- _Instructions for the task_
All entries should be output exactly as they stand.

- _Items_

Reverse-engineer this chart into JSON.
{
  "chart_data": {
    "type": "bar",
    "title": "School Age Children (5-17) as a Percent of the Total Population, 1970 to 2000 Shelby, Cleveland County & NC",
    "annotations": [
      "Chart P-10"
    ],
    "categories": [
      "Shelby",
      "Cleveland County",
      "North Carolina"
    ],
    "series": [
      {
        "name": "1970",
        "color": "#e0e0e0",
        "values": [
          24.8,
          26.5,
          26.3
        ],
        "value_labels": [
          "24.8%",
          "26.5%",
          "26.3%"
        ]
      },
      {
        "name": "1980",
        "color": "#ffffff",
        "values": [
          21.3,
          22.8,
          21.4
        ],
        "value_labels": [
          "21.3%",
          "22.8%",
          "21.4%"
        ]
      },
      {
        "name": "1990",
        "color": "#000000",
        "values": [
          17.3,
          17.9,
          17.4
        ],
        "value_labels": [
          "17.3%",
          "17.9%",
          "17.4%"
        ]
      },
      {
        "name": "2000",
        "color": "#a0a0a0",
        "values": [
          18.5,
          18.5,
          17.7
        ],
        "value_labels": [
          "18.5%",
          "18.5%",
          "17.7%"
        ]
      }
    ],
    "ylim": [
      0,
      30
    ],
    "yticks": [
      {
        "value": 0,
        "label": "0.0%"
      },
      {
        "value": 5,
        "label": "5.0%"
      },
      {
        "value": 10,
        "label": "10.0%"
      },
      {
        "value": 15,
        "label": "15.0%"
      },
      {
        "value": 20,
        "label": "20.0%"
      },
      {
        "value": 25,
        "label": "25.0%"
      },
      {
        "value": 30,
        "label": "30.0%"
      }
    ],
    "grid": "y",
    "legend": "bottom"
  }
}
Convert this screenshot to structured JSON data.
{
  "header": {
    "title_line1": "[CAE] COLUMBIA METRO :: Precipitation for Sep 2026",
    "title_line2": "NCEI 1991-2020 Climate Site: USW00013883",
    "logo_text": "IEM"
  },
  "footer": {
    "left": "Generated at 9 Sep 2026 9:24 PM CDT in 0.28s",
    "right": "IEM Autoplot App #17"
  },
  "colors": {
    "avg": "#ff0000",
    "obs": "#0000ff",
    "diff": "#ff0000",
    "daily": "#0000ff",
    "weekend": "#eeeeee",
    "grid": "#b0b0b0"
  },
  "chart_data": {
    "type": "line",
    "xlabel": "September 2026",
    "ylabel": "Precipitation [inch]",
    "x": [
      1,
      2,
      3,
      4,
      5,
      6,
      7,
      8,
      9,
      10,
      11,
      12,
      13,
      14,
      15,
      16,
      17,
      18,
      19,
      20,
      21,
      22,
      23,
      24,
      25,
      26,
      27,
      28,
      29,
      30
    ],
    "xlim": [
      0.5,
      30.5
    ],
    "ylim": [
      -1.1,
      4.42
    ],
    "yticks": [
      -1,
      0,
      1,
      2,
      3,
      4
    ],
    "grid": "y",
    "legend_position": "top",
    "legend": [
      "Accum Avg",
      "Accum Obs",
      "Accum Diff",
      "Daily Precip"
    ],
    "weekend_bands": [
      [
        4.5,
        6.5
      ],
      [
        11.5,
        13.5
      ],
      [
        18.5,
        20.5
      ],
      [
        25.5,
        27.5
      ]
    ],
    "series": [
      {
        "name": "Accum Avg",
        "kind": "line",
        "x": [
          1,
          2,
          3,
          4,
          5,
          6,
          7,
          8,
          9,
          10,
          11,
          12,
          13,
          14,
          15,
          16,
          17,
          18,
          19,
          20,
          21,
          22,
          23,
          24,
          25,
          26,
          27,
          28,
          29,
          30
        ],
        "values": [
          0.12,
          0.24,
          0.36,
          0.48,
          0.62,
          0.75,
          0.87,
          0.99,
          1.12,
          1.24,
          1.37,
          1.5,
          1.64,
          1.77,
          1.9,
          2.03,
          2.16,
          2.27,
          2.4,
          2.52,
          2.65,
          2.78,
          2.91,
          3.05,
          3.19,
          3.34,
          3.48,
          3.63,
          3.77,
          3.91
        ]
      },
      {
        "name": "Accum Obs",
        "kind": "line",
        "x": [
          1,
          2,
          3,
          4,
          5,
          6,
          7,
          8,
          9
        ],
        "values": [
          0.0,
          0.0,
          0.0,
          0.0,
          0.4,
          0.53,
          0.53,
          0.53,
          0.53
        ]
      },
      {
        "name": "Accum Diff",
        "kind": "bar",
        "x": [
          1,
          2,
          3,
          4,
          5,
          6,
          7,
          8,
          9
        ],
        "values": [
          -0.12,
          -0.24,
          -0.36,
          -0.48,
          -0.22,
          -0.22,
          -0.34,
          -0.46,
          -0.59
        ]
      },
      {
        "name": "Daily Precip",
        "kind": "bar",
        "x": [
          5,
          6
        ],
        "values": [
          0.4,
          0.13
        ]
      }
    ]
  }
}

- _Result below_
Reverse-engineer this chart into JSON.
{
  "chart_data": {
    "type": "bar",
    "title": "School Age Children (5-17) as a Percent of the Total Population, 1970 to 2000 Shelby, Cleveland County & NC",
    "annotations": [
      "Chart P-10"
    ],
    "categories": [
      "Shelby",
      "Cleveland County",
      "North Carolina"
    ],
    "series": [
      {
        "name": "1970",
        "color": "#e0e0e0",
        "values": [
          24.8,
          26.5,
          26.3
        ],
        "value_labels": [
          "24.8%",
          "26.5%",
          "26.3%"
        ]
      },
      {
        "name": "1980",
        "color": "#ffffff",
        "values": [
          21.3,
          22.8,
          21.4
        ],
        "value_labels": [
          "21.3%",
          "22.8%",
          "21.4%"
        ]
      },
      {
        "name": "1990",
        "color": "#000000",
        "values": [
          17.3,
          17.9,
          17.4
        ],
        "value_labels": [
          "17.3%",
          "17.9%",
          "17.4%"
        ]
      },
      {
        "name": "2000",
        "color": "#a0a0a0",
        "values": [
          18.5,
          18.5,
          17.7
        ],
        "value_labels": [
          "18.5%",
          "18.5%",
          "17.7%"
        ]
      }
    ],
    "ylim": [
      0,
      30
    ],
    "yticks": [
      {
        "value": 0,
        "label": "0.0%"
      },
      {
        "value": 5,
        "label": "5.0%"
      },
      {
        "value": 10,
        "label": "10.0%"
      },
      {
        "value": 15,
        "label": "15.0%"
      },
      {
        "value": 20,
        "label": "20.0%"
      },
      {
        "value": 25,
        "label": "25.0%"
      },
      {
        "value": 30,
        "label": "30.0%"
      }
    ],
    "grid": "y",
    "legend": "bottom"
  }
}
Convert this screenshot to structured JSON data.
{
  "header": {
    "title_line1": "[CAE] COLUMBIA METRO :: Precipitation for Sep 2026",
    "title_line2": "NCEI 1991-2020 Climate Site: USW00013883",
    "logo_text": "IEM"
  },
  "footer": {
    "left": "Generated at 9 Sep 2026 9:24 PM CDT in 0.28s",
    "right": "IEM Autoplot App #17"
  },
  "colors": {
    "avg": "#ff0000",
    "obs": "#0000ff",
    "diff": "#ff0000",
    "daily": "#0000ff",
    "weekend": "#eeeeee",
    "grid": "#b0b0b0"
  },
  "chart_data": {
    "type": "line",
    "xlabel": "September 2026",
    "ylabel": "Precipitation [inch]",
    "x": [
      1,
      2,
      3,
      4,
      5,
      6,
      7,
      8,
      9,
      10,
      11,
      12,
      13,
      14,
      15,
      16,
      17,
      18,
      19,
      20,
      21,
      22,
      23,
      24,
      25,
      26,
      27,
      28,
      29,
      30
    ],
    "xlim": [
      0.5,
      30.5
    ],
    "ylim": [
      -1.1,
      4.42
    ],
    "yticks": [
      -1,
      0,
      1,
      2,
      3,
      4
    ],
    "grid": "y",
    "legend_position": "top",
    "legend": [
      "Accum Avg",
      "Accum Obs",
      "Accum Diff",
      "Daily Precip"
    ],
    "weekend_bands": [
      [
        4.5,
        6.5
      ],
      [
        11.5,
        13.5
      ],
      [
        18.5,
        20.5
      ],
      [
        25.5,
        27.5
      ]
    ],
    "series": [
      {
        "name": "Accum Avg",
        "kind": "line",
        "x": [
          1,
          2,
          3,
          4,
          5,
          6,
          7,
          8,
          9,
          10,
          11,
          12,
          13,
          14,
          15,
          16,
          17,
          18,
          19,
          20,
          21,
          22,
          23,
          24,
          25,
          26,
          27,
          28,
          29,
          30
        ],
        "values": [
          0.12,
          0.24,
          0.36,
          0.48,
          0.62,
          0.75,
          0.87,
          0.99,
          1.12,
          1.24,
          1.37,
          1.5,
          1.64,
          1.77,
          1.9,
          2.03,
          2.16,
          2.27,
          2.4,
          2.52,
          2.65,
          2.78,
          2.91,
          3.05,
          3.19,
          3.34,
          3.48,
          3.63,
          3.77,
          3.91
        ]
      },
      {
        "name": "Accum Obs",
        "kind": "line",
        "x": [
          1,
          2,
          3,
          4,
          5,
          6,
          7,
          8,
          9
        ],
        "values": [
          0.0,
          0.0,
          0.0,
          0.0,
          0.4,
          0.53,
          0.53,
          0.53,
          0.53
        ]
      },
      {
        "name": "Accum Diff",
        "kind": "bar",
        "x": [
          1,
          2,
          3,
          4,
          5,
          6,
          7,
          8,
          9
        ],
        "values": [
          -0.12,
          -0.24,
          -0.36,
          -0.48,
          -0.22,
          -0.22,
          -0.34,
          -0.46,
          -0.59
        ]
      },
      {
        "name": "Daily Precip",
        "kind": "bar",
        "x": [
          5,
          6
        ],
        "values": [
          0.4,
          0.13
        ]
      }
    ]
  }
}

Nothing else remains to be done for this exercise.